[Stored data]
>>>>
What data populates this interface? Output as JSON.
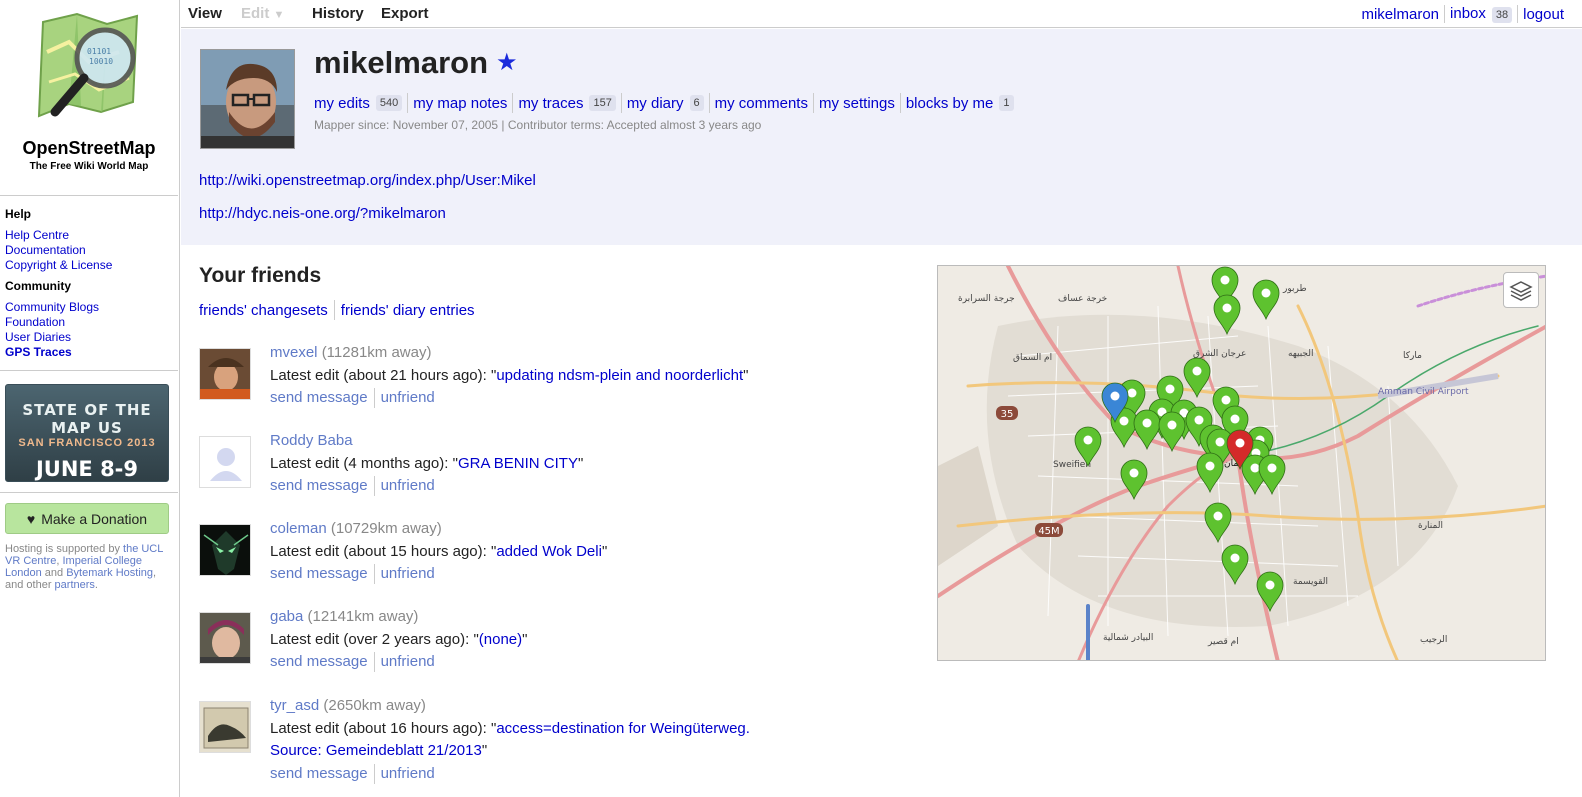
{
  "sidebar": {
    "logo_title": "OpenStreetMap",
    "logo_tagline": "The Free Wiki World Map",
    "help_heading": "Help",
    "help_links": [
      "Help Centre",
      "Documentation",
      "Copyright & License"
    ],
    "community_heading": "Community",
    "community_links": [
      "Community Blogs",
      "Foundation",
      "User Diaries",
      "GPS Traces"
    ],
    "banner": {
      "line1": "STATE OF THE MAP US",
      "line2": "SAN FRANCISCO 2013",
      "line3": "JUNE 8-9"
    },
    "donate_label": "Make a Donation",
    "hosting": {
      "prefix": "Hosting is supported by ",
      "link1": "the UCL VR Centre",
      "sep1": ", ",
      "link2": "Imperial College London",
      "sep2": " and ",
      "link3": "Bytemark Hosting",
      "sep3": ", and other ",
      "link4": "partners",
      "suffix": "."
    }
  },
  "topnav": {
    "tabs": [
      "View",
      "Edit",
      "History",
      "Export"
    ],
    "edit_caret": "▼",
    "user_link": "mikelmaron",
    "inbox_label": "inbox",
    "inbox_count": "38",
    "logout_label": "logout"
  },
  "profile": {
    "username": "mikelmaron",
    "star": "★",
    "links": [
      {
        "label": "my edits",
        "count": "540"
      },
      {
        "label": "my map notes",
        "count": ""
      },
      {
        "label": "my traces",
        "count": "157"
      },
      {
        "label": "my diary",
        "count": "6"
      },
      {
        "label": "my comments",
        "count": ""
      },
      {
        "label": "my settings",
        "count": ""
      },
      {
        "label": "blocks by me",
        "count": "1"
      }
    ],
    "since_text": "Mapper since: November 07, 2005 | Contributor terms: Accepted almost 3 years ago",
    "external_links": [
      "http://wiki.openstreetmap.org/index.php/User:Mikel",
      "http://hdyc.neis-one.org/?mikelmaron"
    ]
  },
  "friends": {
    "title": "Your friends",
    "link_changesets": "friends' changesets",
    "link_diary": "friends' diary entries",
    "send_message_label": "send message",
    "unfriend_label": "unfriend",
    "list": [
      {
        "name": "mvexel",
        "distance": "(11281km away)",
        "edit_prefix": "Latest edit (about 21 hours ago): \"",
        "comment": "updating ndsm-plein and noorderlicht",
        "edit_suffix": "\""
      },
      {
        "name": "Roddy Baba",
        "distance": "",
        "edit_prefix": "Latest edit (4 months ago): \"",
        "comment": "GRA BENIN CITY",
        "edit_suffix": "\""
      },
      {
        "name": "coleman",
        "distance": "(10729km away)",
        "edit_prefix": "Latest edit (about 15 hours ago): \"",
        "comment": "added Wok Deli",
        "edit_suffix": "\""
      },
      {
        "name": "gaba",
        "distance": "(12141km away)",
        "edit_prefix": "Latest edit (over 2 years ago): \"",
        "comment": "(none)",
        "edit_suffix": "\""
      },
      {
        "name": "tyr_asd",
        "distance": "(2650km away)",
        "edit_prefix": "Latest edit (about 16 hours ago): \"",
        "comment": "access=destination for Weingüterweg. Source: Gemeindeblatt 21/2013",
        "edit_suffix": "\""
      }
    ]
  },
  "map": {
    "labels": [
      "Sweifieh",
      "جرجة السرابرة",
      "خرجة عساف",
      "طربور",
      "ام السماق",
      "عرجان الشرق",
      "الجبيهه",
      "ماركا",
      "Amman Civil Airport",
      "المنارة",
      "القويسمة",
      "البيادر شمالية",
      "ام قصير",
      "الرجيب",
      "عمان"
    ],
    "road_shields": [
      "35",
      "45M"
    ],
    "colors": {
      "friend_marker": "#5ec22f",
      "home_marker": "#d42a2a",
      "self_marker": "#3a86d6"
    }
  },
  "colors": {
    "link": "#0000cc",
    "muted_link": "#5f7ac7",
    "header_bg": "#f0f1fa",
    "donate_bg": "#b8e59e"
  }
}
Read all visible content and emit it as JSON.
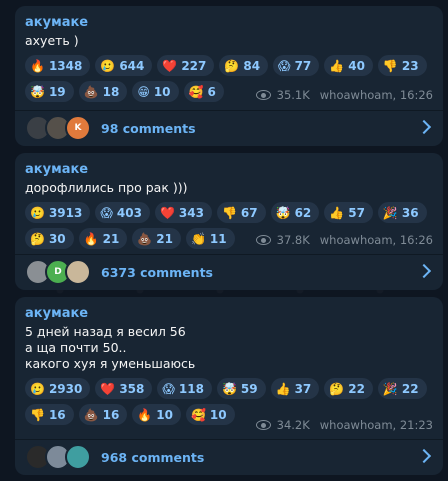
{
  "posts": [
    {
      "author": "акумаке",
      "text": "ахуеть )",
      "reactions": [
        {
          "emoji": "🔥",
          "count": "1348"
        },
        {
          "emoji": "🥲",
          "count": "644"
        },
        {
          "emoji": "❤️",
          "count": "227"
        },
        {
          "emoji": "🤔",
          "count": "84"
        },
        {
          "emoji": "😱",
          "count": "77"
        },
        {
          "emoji": "👍",
          "count": "40"
        },
        {
          "emoji": "👎",
          "count": "23"
        },
        {
          "emoji": "🤯",
          "count": "19"
        },
        {
          "emoji": "💩",
          "count": "18"
        },
        {
          "emoji": "😁",
          "count": "10"
        },
        {
          "emoji": "🥰",
          "count": "6"
        }
      ],
      "views": "35.1K",
      "signature": "whoawhoam, 16:26",
      "comments": "98 comments",
      "avatars": [
        {
          "letter": "",
          "color": "#3a3f45"
        },
        {
          "letter": "",
          "color": "#55504a"
        },
        {
          "letter": "K",
          "color": "#e07a3c"
        }
      ]
    },
    {
      "author": "акумаке",
      "text": "дорофлились про рак )))",
      "reactions": [
        {
          "emoji": "🥲",
          "count": "3913"
        },
        {
          "emoji": "😱",
          "count": "403"
        },
        {
          "emoji": "❤️",
          "count": "343"
        },
        {
          "emoji": "👎",
          "count": "67"
        },
        {
          "emoji": "🤯",
          "count": "62"
        },
        {
          "emoji": "👍",
          "count": "57"
        },
        {
          "emoji": "🎉",
          "count": "36"
        },
        {
          "emoji": "🤔",
          "count": "30"
        },
        {
          "emoji": "🔥",
          "count": "21"
        },
        {
          "emoji": "💩",
          "count": "21"
        },
        {
          "emoji": "👏",
          "count": "11"
        }
      ],
      "views": "37.8K",
      "signature": "whoawhoam, 16:26",
      "comments": "6373 comments",
      "avatars": [
        {
          "letter": "",
          "color": "#8a8f94"
        },
        {
          "letter": "D",
          "color": "#4caf50"
        },
        {
          "letter": "",
          "color": "#c9b79a"
        }
      ]
    },
    {
      "author": "акумаке",
      "text": "5 дней назад я весил 56\nа ща почти 50..\nкакого хуя я уменьшаюсь",
      "reactions": [
        {
          "emoji": "🥲",
          "count": "2930"
        },
        {
          "emoji": "❤️",
          "count": "358"
        },
        {
          "emoji": "😱",
          "count": "118"
        },
        {
          "emoji": "🤯",
          "count": "59"
        },
        {
          "emoji": "👍",
          "count": "37"
        },
        {
          "emoji": "🤔",
          "count": "22"
        },
        {
          "emoji": "🎉",
          "count": "22"
        },
        {
          "emoji": "👎",
          "count": "16"
        },
        {
          "emoji": "💩",
          "count": "16"
        },
        {
          "emoji": "🔥",
          "count": "10"
        },
        {
          "emoji": "🥰",
          "count": "10"
        }
      ],
      "views": "34.2K",
      "signature": "whoawhoam, 21:23",
      "comments": "968 comments",
      "avatars": [
        {
          "letter": "",
          "color": "#2a2a2a"
        },
        {
          "letter": "",
          "color": "#7d8a99"
        },
        {
          "letter": "",
          "color": "#3f9ea0"
        }
      ]
    }
  ]
}
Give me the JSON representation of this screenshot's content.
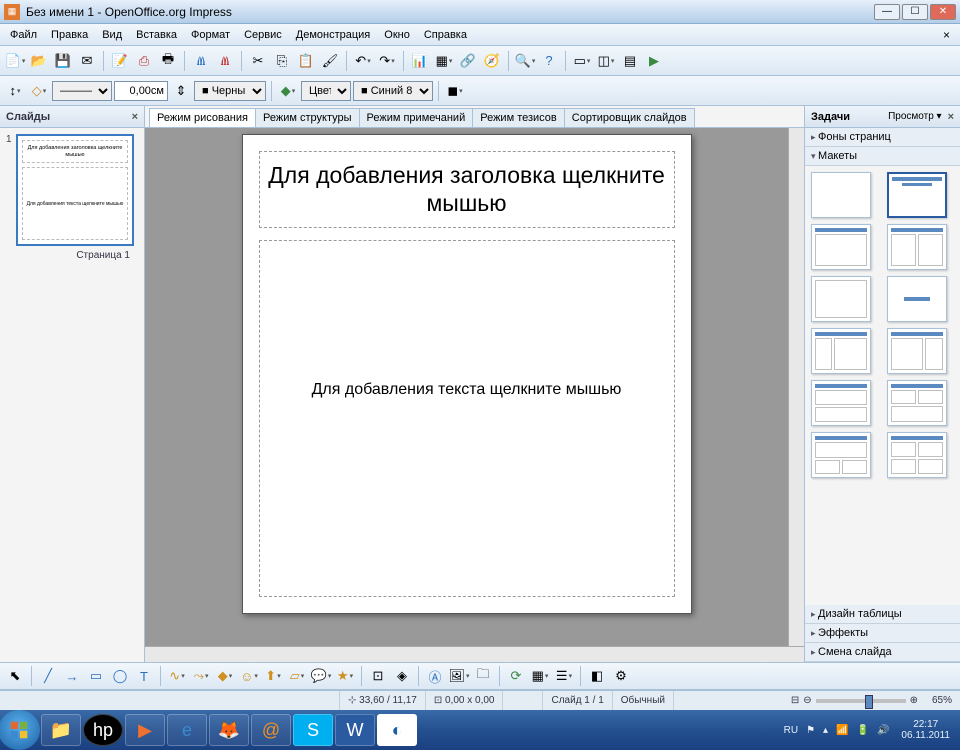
{
  "window": {
    "title": "Без имени 1 - OpenOffice.org Impress"
  },
  "menu": {
    "items": [
      "Файл",
      "Правка",
      "Вид",
      "Вставка",
      "Формат",
      "Сервис",
      "Демонстрация",
      "Окно",
      "Справка"
    ]
  },
  "toolbar2": {
    "size_value": "0,00см",
    "color_label": "Черный",
    "color2_label": "Цвет",
    "color3_label": "Синий 8"
  },
  "slides_panel": {
    "title": "Слайды",
    "items": [
      {
        "num": "1",
        "title": "Для добавления заголовка щелкните мышью",
        "body": "Для добавления текста щелкните мышью"
      }
    ],
    "caption": "Страница 1"
  },
  "view_tabs": [
    "Режим рисования",
    "Режим структуры",
    "Режим примечаний",
    "Режим тезисов",
    "Сортировщик слайдов"
  ],
  "slide": {
    "title_placeholder": "Для добавления заголовка щелкните мышью",
    "body_placeholder": "Для добавления текста щелкните мышью"
  },
  "tasks_panel": {
    "title": "Задачи",
    "view_label": "Просмотр ▾",
    "groups": {
      "page_backgrounds": "Фоны страниц",
      "layouts": "Макеты",
      "table_design": "Дизайн таблицы",
      "effects": "Эффекты",
      "transition": "Смена слайда"
    },
    "layouts": [
      {
        "id": "blank",
        "sel": false
      },
      {
        "id": "title-content",
        "sel": true
      },
      {
        "id": "title-only",
        "sel": false
      },
      {
        "id": "title-two-col",
        "sel": false
      },
      {
        "id": "content-only",
        "sel": false
      },
      {
        "id": "title-centered",
        "sel": false
      },
      {
        "id": "title-left-right",
        "sel": false
      },
      {
        "id": "title-big-small",
        "sel": false
      },
      {
        "id": "two-row",
        "sel": false
      },
      {
        "id": "title-two-row",
        "sel": false
      },
      {
        "id": "title-3cell",
        "sel": false
      },
      {
        "id": "title-4cell",
        "sel": false
      }
    ]
  },
  "status": {
    "pos": "33,60 / 11,17",
    "size": "0,00 x 0,00",
    "slide": "Слайд 1 / 1",
    "mode": "Обычный",
    "zoom": "65%"
  },
  "taskbar": {
    "lang": "RU",
    "time": "22:17",
    "date": "06.11.2011"
  },
  "icons": {
    "pos_icon": "⊹",
    "size_icon": "⊡"
  }
}
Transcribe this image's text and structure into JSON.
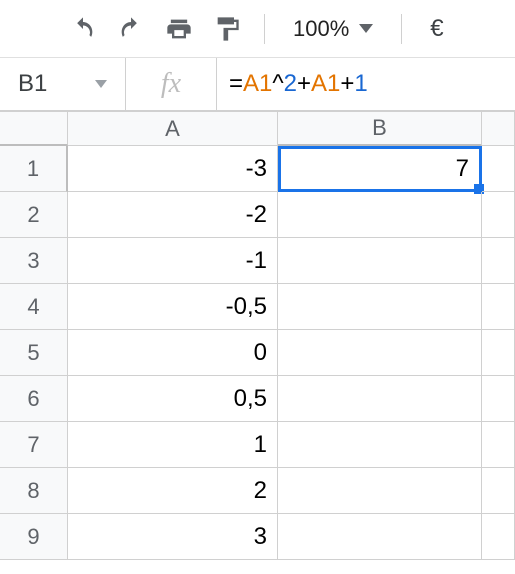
{
  "toolbar": {
    "zoom_label": "100%",
    "currency_label": "€"
  },
  "formula_bar": {
    "name_box": "B1",
    "fx_label": "fx",
    "formula_tokens": [
      {
        "t": "op",
        "v": "="
      },
      {
        "t": "ref",
        "v": "A1"
      },
      {
        "t": "op",
        "v": "^"
      },
      {
        "t": "num",
        "v": "2"
      },
      {
        "t": "op",
        "v": "+"
      },
      {
        "t": "ref",
        "v": "A1"
      },
      {
        "t": "op",
        "v": "+"
      },
      {
        "t": "num",
        "v": "1"
      }
    ]
  },
  "columns": [
    "A",
    "B"
  ],
  "rows": [
    {
      "n": "1",
      "A": "-3",
      "B": "7"
    },
    {
      "n": "2",
      "A": "-2",
      "B": ""
    },
    {
      "n": "3",
      "A": "-1",
      "B": ""
    },
    {
      "n": "4",
      "A": "-0,5",
      "B": ""
    },
    {
      "n": "5",
      "A": "0",
      "B": ""
    },
    {
      "n": "6",
      "A": "0,5",
      "B": ""
    },
    {
      "n": "7",
      "A": "1",
      "B": ""
    },
    {
      "n": "8",
      "A": "2",
      "B": ""
    },
    {
      "n": "9",
      "A": "3",
      "B": ""
    }
  ],
  "selected_cell": "B1"
}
<<<<
# EXERCISE DETAILS:
Determine how many lines of the entries above carry the string "friends", and give that number alone.

# CORRECT OUTPUT:
4